## REQUIRED ACTION 1:
Do these statements agree with the excerpt on employee wellness incentives? For each of (a), (b) and (c), answer yes or no and quote the deciding words of the excerpt.
(a) The Fidelity survey covered companies with between 1,000 and 100,000 employees.
(b) Participation was below half across the employers examined.
(c) The average employee incentive fell between 2009 and last year.
## REQUIRED ACTION 2:
Can you write what comes next in the excerpt on employee wellness incentives, starting after its final sentence?
(EXTRACT TO READ Opens)
A new survey, by Fidelity Investments and the National Business Group on Health, reported that the use of employee incentives to promote health and wellness continues to rise.  The Fidelity survey covered 147 companies with between 1,000 and 100,000 employees. The average employee incentive rose 65% to $430 last year from $260 in 2009.

While incentives can be used in all sorts of way, one of the most common uses is for promoting completion of a health-risk assessment (HRA), the idea being that employers can then identify patients who are at highest risk for poor clinical outcomes and target these patients for enrollment in targeted wellness and disease management programs. 

When I first joined the care management industry and began to study evaluate wellness programs, I had two fundamental questions: 1) what is the validity of the self-report HRAs that are so common in the industry and 2) how well do incentives improve participation and  longer-term behavior change?  Here is what we found:

  1. Using self-reported health-risk assessments to identify high-risk patients will miss 90% of your high-risk population.

We examined more than a dozen employers who had simultaneously incentivized completion of a self-report HRA and biometric screening..  Participation was between 70 and 80% across employers, providing an ideal scenario for assessing the validity of the self-reported HRA.  Examining more than 5,000 patients, we found that the percent of members failing to report or under-reporting their risks at baseline ranged from about 20% to more than 60%, depending on the particular measure, as shown below.  An example of under-reporting would be when a member reports that their total cholesterol is 180 md/dl (low risk), but the biometric test finds that the actual score is 250 (high risk).
(EXTRACT TO READ Closes)
(RECORDS PROVIDED Opens)
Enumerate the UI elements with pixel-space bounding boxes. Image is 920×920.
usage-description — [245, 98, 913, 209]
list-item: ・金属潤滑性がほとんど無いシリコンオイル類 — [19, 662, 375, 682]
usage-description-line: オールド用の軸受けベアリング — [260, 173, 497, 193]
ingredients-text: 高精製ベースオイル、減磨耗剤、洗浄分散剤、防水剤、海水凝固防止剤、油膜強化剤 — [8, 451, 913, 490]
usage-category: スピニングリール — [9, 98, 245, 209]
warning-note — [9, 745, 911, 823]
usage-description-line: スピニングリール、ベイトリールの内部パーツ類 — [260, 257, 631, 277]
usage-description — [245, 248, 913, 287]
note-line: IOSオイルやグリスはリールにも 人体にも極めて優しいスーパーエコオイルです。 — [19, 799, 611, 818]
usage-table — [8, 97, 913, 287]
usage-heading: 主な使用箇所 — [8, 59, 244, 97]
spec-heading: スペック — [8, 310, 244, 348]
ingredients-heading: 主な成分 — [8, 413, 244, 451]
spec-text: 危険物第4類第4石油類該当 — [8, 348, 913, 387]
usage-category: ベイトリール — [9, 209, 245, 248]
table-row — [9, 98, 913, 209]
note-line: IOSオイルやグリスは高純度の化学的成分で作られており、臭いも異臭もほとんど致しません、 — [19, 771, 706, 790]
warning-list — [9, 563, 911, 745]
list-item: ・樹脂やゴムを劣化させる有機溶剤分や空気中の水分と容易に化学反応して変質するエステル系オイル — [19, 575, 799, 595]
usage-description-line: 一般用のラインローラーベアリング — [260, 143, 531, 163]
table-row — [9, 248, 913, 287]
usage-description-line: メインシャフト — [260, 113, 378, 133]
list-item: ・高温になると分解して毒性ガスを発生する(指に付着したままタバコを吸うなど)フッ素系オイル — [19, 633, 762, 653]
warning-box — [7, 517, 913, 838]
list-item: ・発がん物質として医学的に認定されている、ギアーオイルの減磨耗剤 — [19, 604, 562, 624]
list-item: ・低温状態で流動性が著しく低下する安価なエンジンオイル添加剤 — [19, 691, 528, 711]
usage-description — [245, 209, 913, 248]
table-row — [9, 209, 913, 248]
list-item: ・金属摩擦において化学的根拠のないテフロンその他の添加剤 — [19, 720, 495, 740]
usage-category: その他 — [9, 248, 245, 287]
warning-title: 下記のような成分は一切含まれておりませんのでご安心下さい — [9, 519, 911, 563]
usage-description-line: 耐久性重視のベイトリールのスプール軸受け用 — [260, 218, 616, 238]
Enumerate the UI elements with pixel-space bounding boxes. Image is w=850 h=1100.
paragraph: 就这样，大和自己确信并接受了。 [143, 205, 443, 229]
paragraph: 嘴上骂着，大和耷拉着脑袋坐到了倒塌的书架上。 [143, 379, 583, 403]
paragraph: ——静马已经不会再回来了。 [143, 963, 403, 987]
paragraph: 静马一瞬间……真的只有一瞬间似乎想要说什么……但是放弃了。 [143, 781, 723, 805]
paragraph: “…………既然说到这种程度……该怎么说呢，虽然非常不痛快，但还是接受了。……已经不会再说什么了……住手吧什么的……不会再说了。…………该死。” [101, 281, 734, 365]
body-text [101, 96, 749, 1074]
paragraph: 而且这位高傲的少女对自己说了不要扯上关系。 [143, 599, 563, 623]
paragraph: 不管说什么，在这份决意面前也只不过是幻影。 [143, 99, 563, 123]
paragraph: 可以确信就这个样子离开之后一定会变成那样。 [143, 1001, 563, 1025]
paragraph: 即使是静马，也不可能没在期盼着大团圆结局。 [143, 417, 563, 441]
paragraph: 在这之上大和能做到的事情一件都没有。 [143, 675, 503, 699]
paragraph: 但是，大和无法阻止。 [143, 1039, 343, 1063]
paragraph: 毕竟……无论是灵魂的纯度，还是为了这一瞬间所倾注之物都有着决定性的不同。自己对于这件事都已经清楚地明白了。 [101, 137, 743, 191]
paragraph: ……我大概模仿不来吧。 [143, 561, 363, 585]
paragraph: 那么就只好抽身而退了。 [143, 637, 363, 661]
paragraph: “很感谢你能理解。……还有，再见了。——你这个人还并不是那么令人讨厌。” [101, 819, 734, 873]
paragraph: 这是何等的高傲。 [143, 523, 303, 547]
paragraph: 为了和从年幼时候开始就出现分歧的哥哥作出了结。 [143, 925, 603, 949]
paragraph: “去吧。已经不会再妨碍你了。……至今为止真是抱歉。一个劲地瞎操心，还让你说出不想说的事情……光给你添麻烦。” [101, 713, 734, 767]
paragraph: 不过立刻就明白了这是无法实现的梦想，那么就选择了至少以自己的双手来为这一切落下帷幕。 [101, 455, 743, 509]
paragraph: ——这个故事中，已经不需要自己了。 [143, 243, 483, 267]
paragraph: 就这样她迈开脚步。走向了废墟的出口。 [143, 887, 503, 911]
(RECORDS PROVIDED Closes)
## WRITTEN ANSWER 1:
(a) Yes: "The Fidelity survey covered 147 companies with between 1,000 and 100,000 employees."
(b) No: "Participation was between 70 and 80% across employers"
(c) No: "The average employee incentive rose 65% to $430 last year from $260 in 2009."

## WRITTEN ANSWER 2:
Percent of Members Failing to Report or Under-Reporting Their Risk

 

For individual patients, the underreporting was not limited to just one risk factor.  Nearly 50% of respondents failed to report or underreported 3 or more risk factors.  The reasons for underreporting are multiple, likely reflecting a lack of prior testing, lack of memory, or confusion about different biometric scores.  Of course, some of the gap also reflects an unwillingness to share health-related data with their employer due to confidentiality concerns, embarrassment, questions about the program’s value, etc.  Regardless of the reason, the impact of the poor quality data on an employer’s ability to identify high-risk patients was profound– Across these employers, the biometric scores identified 18 percent of the responders as being high risk where the self-report HRA identified only 1 percent of responders as high-risk.  In other words, the self-report missed more than 90% of the high-risk patients.

Improving the quality/validity of responses to self-reported HRAs is no small task given the complex nature of the problem.  However, the alternative of incentivizing biometric scores, while increasingly popular, raises fundamental questions about the employer’s role in promoting wellness. 

A second note of caution relates to the effectiveness of incentives.

                2. Incentives can increase enrollment in a wellness program, but their ability to impact longer-term behavior change and ultimately, outcomes has yet to be seen.

Incentives can be quite effective in promoting completion of an HRA, enrollment in an online wellness program, or other programs that represent a low “cost” to the patient if they enroll.  However, incentives for participation have yet to be shown to lead to longer-term behavior change in employer-based wellness programs.  Perhaps more concerning, there is a notable lack of research which demonstrates that incentives paid for health improvement are effective.  This is not particularly surprising as we know the non-adherence to healthy behaviors (e.g., medication compliance) is a multi-factorial problem in which financials play only a small, if any role, for the majority of employees.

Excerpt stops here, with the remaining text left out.